• **PROBLEM**
Find the string "JSON" in the data, then copy every line where it is found.
-- start DATA SECTION --
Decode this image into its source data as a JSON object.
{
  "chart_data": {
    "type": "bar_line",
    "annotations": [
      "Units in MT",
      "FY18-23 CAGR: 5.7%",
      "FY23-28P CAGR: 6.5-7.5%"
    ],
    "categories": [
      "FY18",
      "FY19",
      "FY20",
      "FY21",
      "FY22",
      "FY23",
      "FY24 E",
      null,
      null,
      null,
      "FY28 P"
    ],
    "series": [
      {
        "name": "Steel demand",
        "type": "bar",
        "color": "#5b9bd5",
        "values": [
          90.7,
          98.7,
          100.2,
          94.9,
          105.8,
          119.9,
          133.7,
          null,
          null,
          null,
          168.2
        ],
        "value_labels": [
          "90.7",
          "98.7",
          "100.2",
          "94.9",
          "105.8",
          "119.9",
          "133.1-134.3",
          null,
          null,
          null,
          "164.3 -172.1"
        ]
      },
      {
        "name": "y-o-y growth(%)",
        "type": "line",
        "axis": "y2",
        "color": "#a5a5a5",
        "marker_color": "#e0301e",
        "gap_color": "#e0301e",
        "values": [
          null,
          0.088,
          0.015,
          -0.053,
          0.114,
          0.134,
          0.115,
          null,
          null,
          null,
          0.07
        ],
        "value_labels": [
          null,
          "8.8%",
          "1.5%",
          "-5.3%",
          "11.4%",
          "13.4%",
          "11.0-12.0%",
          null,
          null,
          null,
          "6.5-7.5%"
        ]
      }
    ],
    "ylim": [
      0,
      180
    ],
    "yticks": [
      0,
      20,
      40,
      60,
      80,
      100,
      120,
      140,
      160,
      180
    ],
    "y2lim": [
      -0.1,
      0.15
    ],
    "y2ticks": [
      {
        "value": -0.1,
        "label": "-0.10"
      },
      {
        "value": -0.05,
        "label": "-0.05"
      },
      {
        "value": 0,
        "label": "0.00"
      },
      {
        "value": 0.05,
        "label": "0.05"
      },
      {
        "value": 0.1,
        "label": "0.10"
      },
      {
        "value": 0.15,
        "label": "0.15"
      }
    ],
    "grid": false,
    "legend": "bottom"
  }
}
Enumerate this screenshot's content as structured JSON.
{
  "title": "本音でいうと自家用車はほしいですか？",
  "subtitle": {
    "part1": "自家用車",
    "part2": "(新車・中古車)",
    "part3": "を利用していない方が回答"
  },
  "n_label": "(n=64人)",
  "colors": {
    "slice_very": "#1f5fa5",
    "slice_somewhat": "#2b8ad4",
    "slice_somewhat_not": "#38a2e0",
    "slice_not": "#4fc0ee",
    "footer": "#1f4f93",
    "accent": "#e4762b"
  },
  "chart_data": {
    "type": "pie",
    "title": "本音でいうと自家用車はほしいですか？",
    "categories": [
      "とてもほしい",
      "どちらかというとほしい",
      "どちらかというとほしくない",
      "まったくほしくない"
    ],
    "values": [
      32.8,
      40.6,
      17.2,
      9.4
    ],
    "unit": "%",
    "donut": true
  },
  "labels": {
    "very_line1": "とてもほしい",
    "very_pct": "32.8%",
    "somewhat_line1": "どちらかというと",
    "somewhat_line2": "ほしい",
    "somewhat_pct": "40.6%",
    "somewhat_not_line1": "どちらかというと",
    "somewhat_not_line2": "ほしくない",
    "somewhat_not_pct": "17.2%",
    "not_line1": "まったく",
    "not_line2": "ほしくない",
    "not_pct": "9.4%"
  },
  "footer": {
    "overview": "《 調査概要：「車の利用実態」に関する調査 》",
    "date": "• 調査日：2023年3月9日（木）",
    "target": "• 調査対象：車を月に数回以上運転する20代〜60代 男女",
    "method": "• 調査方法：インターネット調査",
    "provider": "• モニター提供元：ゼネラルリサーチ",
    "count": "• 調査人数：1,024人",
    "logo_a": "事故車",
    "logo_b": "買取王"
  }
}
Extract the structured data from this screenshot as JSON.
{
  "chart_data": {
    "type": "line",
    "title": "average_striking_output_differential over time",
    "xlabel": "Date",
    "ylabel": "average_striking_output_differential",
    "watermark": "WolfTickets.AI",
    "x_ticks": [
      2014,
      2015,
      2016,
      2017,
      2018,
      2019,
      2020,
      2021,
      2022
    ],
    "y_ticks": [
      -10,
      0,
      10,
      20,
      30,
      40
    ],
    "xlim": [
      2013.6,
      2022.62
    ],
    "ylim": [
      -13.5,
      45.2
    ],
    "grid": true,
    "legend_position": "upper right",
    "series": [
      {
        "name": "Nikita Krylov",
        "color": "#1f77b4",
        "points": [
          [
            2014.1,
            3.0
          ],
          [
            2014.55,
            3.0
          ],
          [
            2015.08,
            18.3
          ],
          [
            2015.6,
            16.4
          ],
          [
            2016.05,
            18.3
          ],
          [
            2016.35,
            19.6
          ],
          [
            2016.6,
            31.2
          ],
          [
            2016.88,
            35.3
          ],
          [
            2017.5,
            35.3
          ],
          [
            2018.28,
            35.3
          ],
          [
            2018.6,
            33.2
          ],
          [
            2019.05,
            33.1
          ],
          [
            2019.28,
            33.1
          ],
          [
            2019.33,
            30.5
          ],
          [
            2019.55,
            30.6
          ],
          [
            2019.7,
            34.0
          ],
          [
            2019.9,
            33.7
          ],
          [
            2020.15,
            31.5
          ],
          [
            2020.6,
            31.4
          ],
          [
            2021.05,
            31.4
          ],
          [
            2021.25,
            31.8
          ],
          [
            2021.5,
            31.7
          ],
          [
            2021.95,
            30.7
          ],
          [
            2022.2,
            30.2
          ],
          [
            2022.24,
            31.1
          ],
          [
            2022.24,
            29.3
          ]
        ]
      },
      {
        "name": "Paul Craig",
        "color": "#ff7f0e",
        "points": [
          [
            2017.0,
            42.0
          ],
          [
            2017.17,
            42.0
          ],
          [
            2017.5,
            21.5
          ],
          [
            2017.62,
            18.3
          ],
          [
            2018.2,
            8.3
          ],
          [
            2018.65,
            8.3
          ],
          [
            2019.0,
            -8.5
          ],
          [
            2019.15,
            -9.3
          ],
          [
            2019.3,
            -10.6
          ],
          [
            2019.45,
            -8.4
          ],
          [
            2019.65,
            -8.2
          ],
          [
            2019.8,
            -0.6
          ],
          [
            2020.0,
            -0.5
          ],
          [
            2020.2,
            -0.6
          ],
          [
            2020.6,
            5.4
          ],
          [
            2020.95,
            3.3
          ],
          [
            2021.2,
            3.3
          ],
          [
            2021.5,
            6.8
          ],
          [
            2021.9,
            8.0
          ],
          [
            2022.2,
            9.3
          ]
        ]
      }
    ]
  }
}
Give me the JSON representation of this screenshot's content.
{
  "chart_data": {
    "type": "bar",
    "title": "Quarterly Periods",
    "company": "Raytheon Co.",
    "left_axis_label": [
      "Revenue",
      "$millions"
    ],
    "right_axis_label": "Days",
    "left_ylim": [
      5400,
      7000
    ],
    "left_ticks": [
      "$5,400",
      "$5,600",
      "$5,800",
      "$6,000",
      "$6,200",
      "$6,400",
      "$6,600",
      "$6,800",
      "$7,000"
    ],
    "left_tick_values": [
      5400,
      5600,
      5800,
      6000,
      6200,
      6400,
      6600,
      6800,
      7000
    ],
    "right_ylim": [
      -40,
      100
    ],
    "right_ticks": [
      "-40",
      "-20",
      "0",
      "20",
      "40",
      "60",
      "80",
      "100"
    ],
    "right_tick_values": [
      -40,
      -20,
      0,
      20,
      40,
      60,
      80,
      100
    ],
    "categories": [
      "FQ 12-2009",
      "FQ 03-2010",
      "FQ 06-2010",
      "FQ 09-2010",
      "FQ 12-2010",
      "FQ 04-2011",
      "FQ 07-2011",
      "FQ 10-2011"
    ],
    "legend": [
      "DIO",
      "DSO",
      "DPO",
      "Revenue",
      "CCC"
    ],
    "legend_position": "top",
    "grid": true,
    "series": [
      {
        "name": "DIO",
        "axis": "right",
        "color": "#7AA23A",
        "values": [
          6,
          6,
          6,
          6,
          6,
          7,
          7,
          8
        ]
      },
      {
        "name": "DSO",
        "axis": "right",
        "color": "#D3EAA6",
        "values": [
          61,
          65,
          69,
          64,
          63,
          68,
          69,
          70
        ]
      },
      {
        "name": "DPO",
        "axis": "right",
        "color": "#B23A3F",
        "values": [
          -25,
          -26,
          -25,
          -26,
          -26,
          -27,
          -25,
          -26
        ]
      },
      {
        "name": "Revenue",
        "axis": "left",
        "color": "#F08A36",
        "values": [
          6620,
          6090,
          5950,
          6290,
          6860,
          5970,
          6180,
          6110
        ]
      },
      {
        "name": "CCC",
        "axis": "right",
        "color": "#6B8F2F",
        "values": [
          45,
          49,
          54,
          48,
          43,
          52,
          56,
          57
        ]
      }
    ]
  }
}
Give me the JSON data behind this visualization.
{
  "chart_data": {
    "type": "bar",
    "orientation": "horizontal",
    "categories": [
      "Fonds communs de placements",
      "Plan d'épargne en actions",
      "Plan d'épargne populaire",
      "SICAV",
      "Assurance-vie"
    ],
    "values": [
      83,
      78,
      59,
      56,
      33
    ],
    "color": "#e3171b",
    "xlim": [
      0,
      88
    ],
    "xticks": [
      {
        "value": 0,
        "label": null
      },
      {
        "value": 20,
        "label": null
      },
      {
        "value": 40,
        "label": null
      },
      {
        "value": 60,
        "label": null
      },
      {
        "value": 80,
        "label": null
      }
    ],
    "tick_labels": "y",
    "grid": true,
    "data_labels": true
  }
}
-- end DATA SECTION --
• **TASK RESULT**
Decode this image into its source data as a JSON object.
Enumerate this screenshot's content as structured JSON.
Extract the structured data from this screenshot as JSON.
Give me the JSON representation of this screenshot's content.
Give me the JSON data behind this visualization.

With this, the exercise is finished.